Can you rewrite the lines from the first one up to and including the line with "footnote-ref: 15 bbox=[376, 137, 386, 146]", with "text-run" changed to "text-span" and nothing else altered?
[START OF Records for the exercise]
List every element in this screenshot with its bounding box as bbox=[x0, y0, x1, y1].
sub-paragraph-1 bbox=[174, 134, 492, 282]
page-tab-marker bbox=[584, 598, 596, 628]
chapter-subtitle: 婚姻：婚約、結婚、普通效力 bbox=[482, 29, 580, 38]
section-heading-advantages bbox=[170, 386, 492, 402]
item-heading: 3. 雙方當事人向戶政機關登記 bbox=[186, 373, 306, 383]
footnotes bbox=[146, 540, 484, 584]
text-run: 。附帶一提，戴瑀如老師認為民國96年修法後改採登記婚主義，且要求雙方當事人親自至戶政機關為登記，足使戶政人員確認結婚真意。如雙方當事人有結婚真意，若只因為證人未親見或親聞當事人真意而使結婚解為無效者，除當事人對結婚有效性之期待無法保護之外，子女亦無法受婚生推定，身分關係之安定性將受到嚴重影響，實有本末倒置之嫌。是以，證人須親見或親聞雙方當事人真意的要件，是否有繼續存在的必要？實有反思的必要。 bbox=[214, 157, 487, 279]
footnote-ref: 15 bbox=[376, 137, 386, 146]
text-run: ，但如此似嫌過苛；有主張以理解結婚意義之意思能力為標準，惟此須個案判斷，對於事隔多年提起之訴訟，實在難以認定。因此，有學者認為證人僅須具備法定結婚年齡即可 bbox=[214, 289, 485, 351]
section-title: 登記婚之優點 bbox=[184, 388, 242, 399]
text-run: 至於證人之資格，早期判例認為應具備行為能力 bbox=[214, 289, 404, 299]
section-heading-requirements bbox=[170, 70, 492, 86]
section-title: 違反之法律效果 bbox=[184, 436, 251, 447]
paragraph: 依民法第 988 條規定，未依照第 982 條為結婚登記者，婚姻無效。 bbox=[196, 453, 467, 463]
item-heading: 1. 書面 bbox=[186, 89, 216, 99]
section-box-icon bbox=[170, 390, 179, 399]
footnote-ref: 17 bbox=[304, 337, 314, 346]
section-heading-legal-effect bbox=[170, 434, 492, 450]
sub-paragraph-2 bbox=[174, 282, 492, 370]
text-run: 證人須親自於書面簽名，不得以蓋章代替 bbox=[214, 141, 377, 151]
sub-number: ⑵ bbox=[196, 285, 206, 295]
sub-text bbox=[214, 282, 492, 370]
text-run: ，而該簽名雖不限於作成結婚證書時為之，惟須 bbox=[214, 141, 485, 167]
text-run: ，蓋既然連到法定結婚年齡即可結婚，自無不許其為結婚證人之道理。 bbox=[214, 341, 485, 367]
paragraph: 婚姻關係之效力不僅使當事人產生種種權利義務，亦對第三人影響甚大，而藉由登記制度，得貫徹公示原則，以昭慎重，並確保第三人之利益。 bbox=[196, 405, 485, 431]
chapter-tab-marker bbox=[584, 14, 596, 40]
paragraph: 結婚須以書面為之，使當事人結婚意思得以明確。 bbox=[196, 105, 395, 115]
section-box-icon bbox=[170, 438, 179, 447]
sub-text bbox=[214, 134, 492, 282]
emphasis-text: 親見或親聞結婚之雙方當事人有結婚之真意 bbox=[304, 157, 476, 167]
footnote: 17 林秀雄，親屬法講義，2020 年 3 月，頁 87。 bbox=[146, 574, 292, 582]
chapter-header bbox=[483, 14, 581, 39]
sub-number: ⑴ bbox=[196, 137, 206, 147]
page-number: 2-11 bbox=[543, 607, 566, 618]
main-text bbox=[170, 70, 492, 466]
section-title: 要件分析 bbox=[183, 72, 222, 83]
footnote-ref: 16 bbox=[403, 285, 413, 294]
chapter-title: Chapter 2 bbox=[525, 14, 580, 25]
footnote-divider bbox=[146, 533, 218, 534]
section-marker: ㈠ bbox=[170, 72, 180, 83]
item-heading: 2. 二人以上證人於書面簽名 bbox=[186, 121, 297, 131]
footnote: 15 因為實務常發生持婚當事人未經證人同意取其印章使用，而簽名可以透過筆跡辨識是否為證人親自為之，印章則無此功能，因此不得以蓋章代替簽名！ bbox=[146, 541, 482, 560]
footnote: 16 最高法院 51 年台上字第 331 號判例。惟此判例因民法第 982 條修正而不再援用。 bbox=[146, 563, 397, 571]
[END OF Records for the exercise]
» **Exercise response**
List every element in this screenshot with its bounding box as bbox=[x0, y0, x1, y1].
sub-paragraph-1 bbox=[174, 134, 492, 282]
page-tab-marker bbox=[584, 598, 596, 628]
chapter-subtitle: 婚姻：婚約、結婚、普通效力 bbox=[482, 29, 580, 38]
section-heading-advantages bbox=[170, 386, 492, 402]
item-heading: 3. 雙方當事人向戶政機關登記 bbox=[186, 373, 306, 383]
footnotes bbox=[146, 540, 484, 584]
text-span: 。附帶一提，戴瑀如老師認為民國96年修法後改採登記婚主義，且要求雙方當事人親自至戶政機關為登記，足使戶政人員確認結婚真意。如雙方當事人有結婚真意，若只因為證人未親見或親聞當事人真意而使結婚解為無效者，除當事人對結婚有效性之期待無法保護之外，子女亦無法受婚生推定，身分關係之安定性將受到嚴重影響，實有本末倒置之嫌。是以，證人須親見或親聞雙方當事人真意的要件，是否有繼續存在的必要？實有反思的必要。 bbox=[214, 157, 487, 279]
footnote-ref: 15 bbox=[376, 137, 386, 146]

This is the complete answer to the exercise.